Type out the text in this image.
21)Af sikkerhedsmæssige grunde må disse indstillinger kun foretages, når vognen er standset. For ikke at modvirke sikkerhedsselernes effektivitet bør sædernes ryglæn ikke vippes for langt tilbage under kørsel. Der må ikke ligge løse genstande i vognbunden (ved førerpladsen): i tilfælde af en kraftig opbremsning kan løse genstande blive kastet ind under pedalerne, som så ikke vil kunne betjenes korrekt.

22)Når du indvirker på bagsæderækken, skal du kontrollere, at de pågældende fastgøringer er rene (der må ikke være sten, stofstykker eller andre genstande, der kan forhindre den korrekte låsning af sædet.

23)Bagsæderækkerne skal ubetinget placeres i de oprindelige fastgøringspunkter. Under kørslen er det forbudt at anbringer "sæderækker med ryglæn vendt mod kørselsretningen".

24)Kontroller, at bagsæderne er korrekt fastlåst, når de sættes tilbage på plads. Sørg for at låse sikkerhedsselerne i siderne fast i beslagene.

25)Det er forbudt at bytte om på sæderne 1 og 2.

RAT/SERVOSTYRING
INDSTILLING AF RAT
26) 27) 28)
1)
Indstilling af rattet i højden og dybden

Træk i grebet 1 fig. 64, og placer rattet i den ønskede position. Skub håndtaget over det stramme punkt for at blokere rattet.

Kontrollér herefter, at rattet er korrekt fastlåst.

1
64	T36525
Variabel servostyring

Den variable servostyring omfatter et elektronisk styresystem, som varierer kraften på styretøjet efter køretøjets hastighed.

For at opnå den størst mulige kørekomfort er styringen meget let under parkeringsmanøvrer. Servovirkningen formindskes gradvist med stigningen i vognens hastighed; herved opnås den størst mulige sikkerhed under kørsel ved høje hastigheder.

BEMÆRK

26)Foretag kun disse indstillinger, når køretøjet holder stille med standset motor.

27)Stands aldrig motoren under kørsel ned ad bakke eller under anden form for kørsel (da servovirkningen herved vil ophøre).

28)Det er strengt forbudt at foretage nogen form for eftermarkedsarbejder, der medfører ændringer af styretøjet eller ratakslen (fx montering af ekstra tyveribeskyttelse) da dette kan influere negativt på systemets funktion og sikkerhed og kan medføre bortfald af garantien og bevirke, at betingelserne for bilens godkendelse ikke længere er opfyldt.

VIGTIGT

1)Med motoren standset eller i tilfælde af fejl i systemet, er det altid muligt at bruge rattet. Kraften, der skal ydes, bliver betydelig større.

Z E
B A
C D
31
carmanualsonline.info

=-=-=-=-=

● **JOB**: Go through the data above and find the lines with the word "motoren". Copy each of those lines.

● **COMPLETED EXERCISE**:
27)Stands aldrig motoren under kørsel ned ad bakke eller under anden form for kørsel (da servovirkningen herved vil ophøre).
1)Med motoren standset eller i tilfælde af fejl i systemet, er det altid muligt at bruge rattet. Kraften, der skal ydes, bliver betydelig større.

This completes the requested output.